## BEGIN

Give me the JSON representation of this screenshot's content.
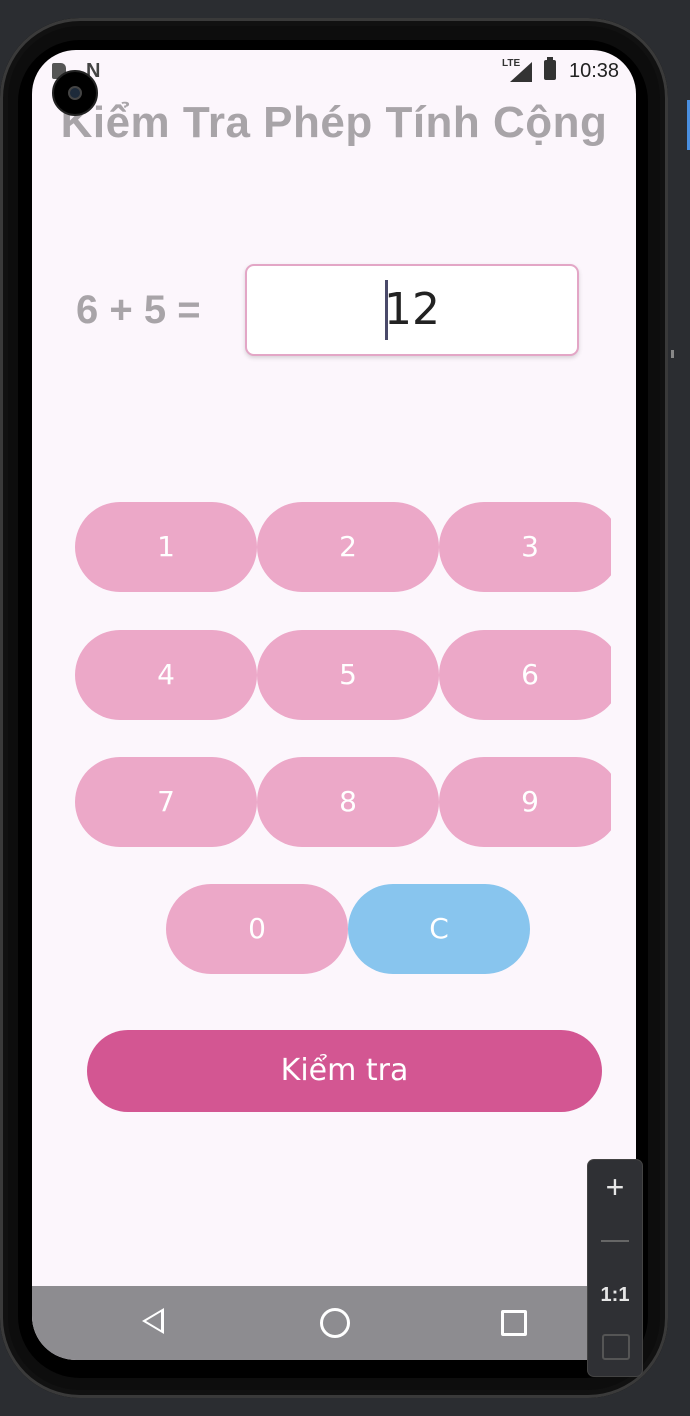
{
  "status_bar": {
    "network": "LTE",
    "time": "10:38",
    "icons": [
      "sd-card-icon",
      "n-notification-icon",
      "signal-icon",
      "battery-icon"
    ]
  },
  "app": {
    "title": "Kiểm Tra Phép Tính Cộng",
    "equation": "6 + 5 =",
    "answer_value": "12",
    "keypad": {
      "rows": [
        [
          "1",
          "2",
          "3"
        ],
        [
          "4",
          "5",
          "6"
        ],
        [
          "7",
          "8",
          "9"
        ],
        [
          "0",
          "C"
        ]
      ]
    },
    "check_label": "Kiểm tra"
  },
  "navigation": {
    "icons": [
      "back-icon",
      "home-icon",
      "recents-icon"
    ]
  },
  "emulator_zoom": {
    "zoom_in": "+",
    "zoom_out": "−",
    "ratio": "1:1"
  },
  "colors": {
    "background": "#fcf6fc",
    "key_pink": "#eca8c8",
    "key_blue": "#88c5ee",
    "button_primary": "#d35692",
    "title_gray": "#a8a4a8",
    "nav_bar": "#8d8c90"
  }
}
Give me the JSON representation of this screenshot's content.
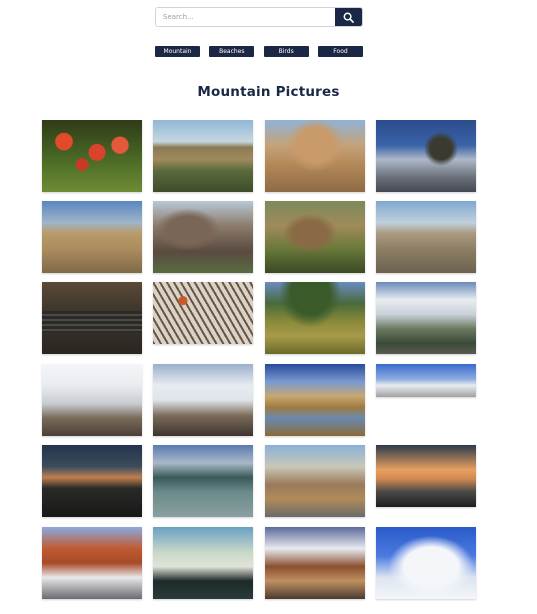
{
  "search": {
    "placeholder": "Search...",
    "icon": "search-icon"
  },
  "categories": [
    "Mountain",
    "Beaches",
    "Birds",
    "Food"
  ],
  "title": "Mountain Pictures",
  "colors": {
    "accent": "#1a2845",
    "background": "#ffffff"
  }
}
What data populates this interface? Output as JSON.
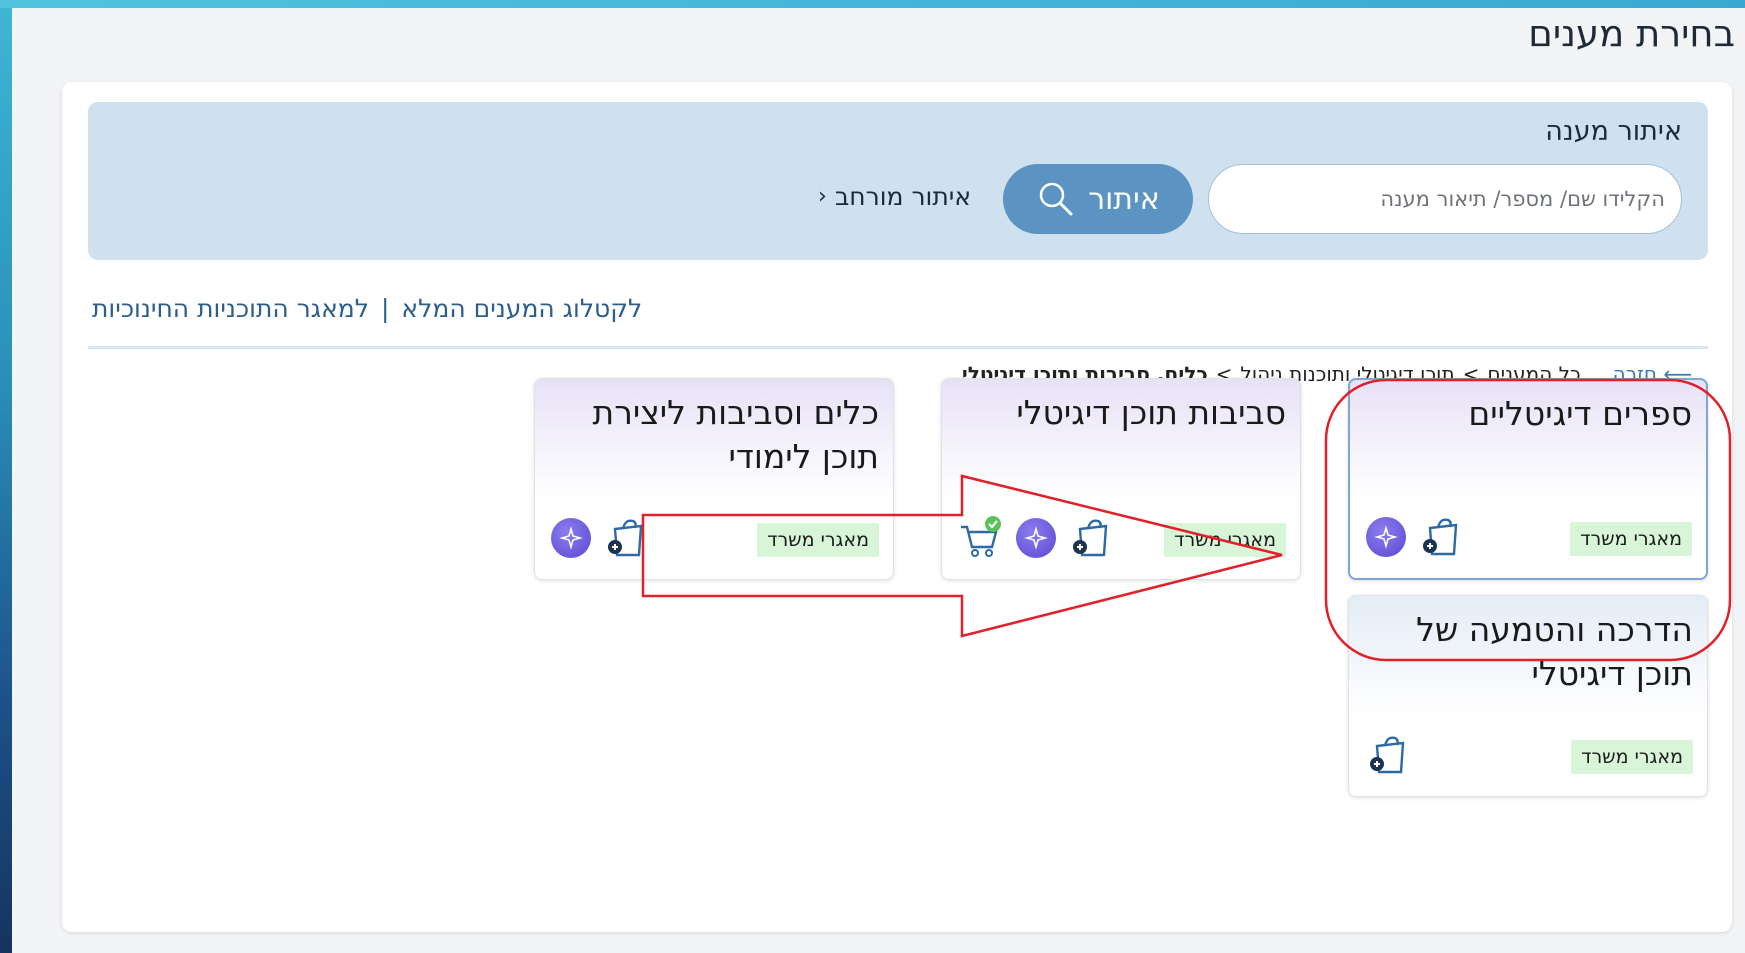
{
  "page": {
    "title": "בחירת מענים"
  },
  "search": {
    "title": "איתור מענה",
    "placeholder": "הקלידו שם/ מספר/ תיאור מענה",
    "button_label": "איתור",
    "advanced_label": "איתור מורחב"
  },
  "links": {
    "catalog": "לקטלוג המענים המלא",
    "separator": "|",
    "programs": "למאגר התוכניות החינוכיות"
  },
  "breadcrumb": {
    "back": "⟵ חזרה",
    "all": "כל המענים",
    "sep1": ">",
    "level2": "תוכן דיגיטלי ותוכנות ניהול",
    "sep2": ">",
    "current": "כלים, סביבות ותוכן דיגיטלי"
  },
  "tiles": [
    {
      "title": "ספרים דיגיטליים",
      "badge": "מאגרי משרד",
      "icons": [
        "ai-sparkle-icon",
        "add-to-bag-icon"
      ],
      "selected": true
    },
    {
      "title": "סביבות תוכן דיגיטלי",
      "badge": "מאגרי משרד",
      "icons": [
        "cart-check-icon",
        "ai-sparkle-icon",
        "add-to-bag-icon"
      ],
      "selected": false
    },
    {
      "title": "כלים וסביבות ליצירת תוכן לימודי",
      "badge": "מאגרי משרד",
      "icons": [
        "ai-sparkle-icon",
        "add-to-bag-icon"
      ],
      "selected": false
    },
    {
      "title": "הדרכה והטמעה של תוכן דיגיטלי",
      "badge": "מאגרי משרד",
      "icons": [
        "add-to-bag-icon"
      ],
      "selected": false
    }
  ],
  "colors": {
    "accent": "#5b94c3",
    "search_panel": "#cfe1ef",
    "badge_bg": "#d8f5d8",
    "annotation_red": "#e0202a",
    "check_green": "#58c25a"
  }
}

## END

- **GIVEN EXERCISE**: Copy out the data above exactly, except the pictures.

- **THE SOLUTION**:
Give me the JSON representation of this screenshot's content.
{
  "status_bar": {
    "network": "LTE",
    "time": "10:38",
    "icons": [
      "sd-card-icon",
      "n-notification-icon",
      "signal-icon",
      "battery-icon"
    ]
  },
  "app": {
    "title": "Kiểm Tra Phép Tính Cộng",
    "equation": "6 + 5 =",
    "answer_value": "12",
    "keypad": {
      "rows": [
        [
          "1",
          "2",
          "3"
        ],
        [
          "4",
          "5",
          "6"
        ],
        [
          "7",
          "8",
          "9"
        ],
        [
          "0",
          "C"
        ]
      ]
    },
    "check_label": "Kiểm tra"
  },
  "navigation": {
    "icons": [
      "back-icon",
      "home-icon",
      "recents-icon"
    ]
  },
  "emulator_zoom": {
    "zoom_in": "+",
    "zoom_out": "−",
    "ratio": "1:1"
  },
  "colors": {
    "background": "#fcf6fc",
    "key_pink": "#eca8c8",
    "key_blue": "#88c5ee",
    "button_primary": "#d35692",
    "title_gray": "#a8a4a8",
    "nav_bar": "#8d8c90"
  }
}
Give me the JSON representation of this screenshot's content.
{
  "search": {
    "placeholder": "Search...",
    "icon": "search-icon"
  },
  "categories": [
    "Mountain",
    "Beaches",
    "Birds",
    "Food"
  ],
  "title": "Mountain Pictures",
  "colors": {
    "accent": "#1a2845",
    "background": "#ffffff"
  }
}
What data populates this interface? Output as JSON.
{
  "page": {
    "title": "בחירת מענים"
  },
  "search": {
    "title": "איתור מענה",
    "placeholder": "הקלידו שם/ מספר/ תיאור מענה",
    "button_label": "איתור",
    "advanced_label": "איתור מורחב"
  },
  "links": {
    "catalog": "לקטלוג המענים המלא",
    "separator": "|",
    "programs": "למאגר התוכניות החינוכיות"
  },
  "breadcrumb": {
    "back": "⟵ חזרה",
    "all": "כל המענים",
    "sep1": ">",
    "level2": "תוכן דיגיטלי ותוכנות ניהול",
    "sep2": ">",
    "current": "כלים, סביבות ותוכן דיגיטלי"
  },
  "tiles": [
    {
      "title": "ספרים דיגיטליים",
      "badge": "מאגרי משרד",
      "icons": [
        "ai-sparkle-icon",
        "add-to-bag-icon"
      ],
      "selected": true
    },
    {
      "title": "סביבות תוכן דיגיטלי",
      "badge": "מאגרי משרד",
      "icons": [
        "cart-check-icon",
        "ai-sparkle-icon",
        "add-to-bag-icon"
      ],
      "selected": false
    },
    {
      "title": "כלים וסביבות ליצירת תוכן לימודי",
      "badge": "מאגרי משרד",
      "icons": [
        "ai-sparkle-icon",
        "add-to-bag-icon"
      ],
      "selected": false
    },
    {
      "title": "הדרכה והטמעה של תוכן דיגיטלי",
      "badge": "מאגרי משרד",
      "icons": [
        "add-to-bag-icon"
      ],
      "selected": false
    }
  ],
  "colors": {
    "accent": "#5b94c3",
    "search_panel": "#cfe1ef",
    "badge_bg": "#d8f5d8",
    "annotation_red": "#e0202a",
    "check_green": "#58c25a"
  }
}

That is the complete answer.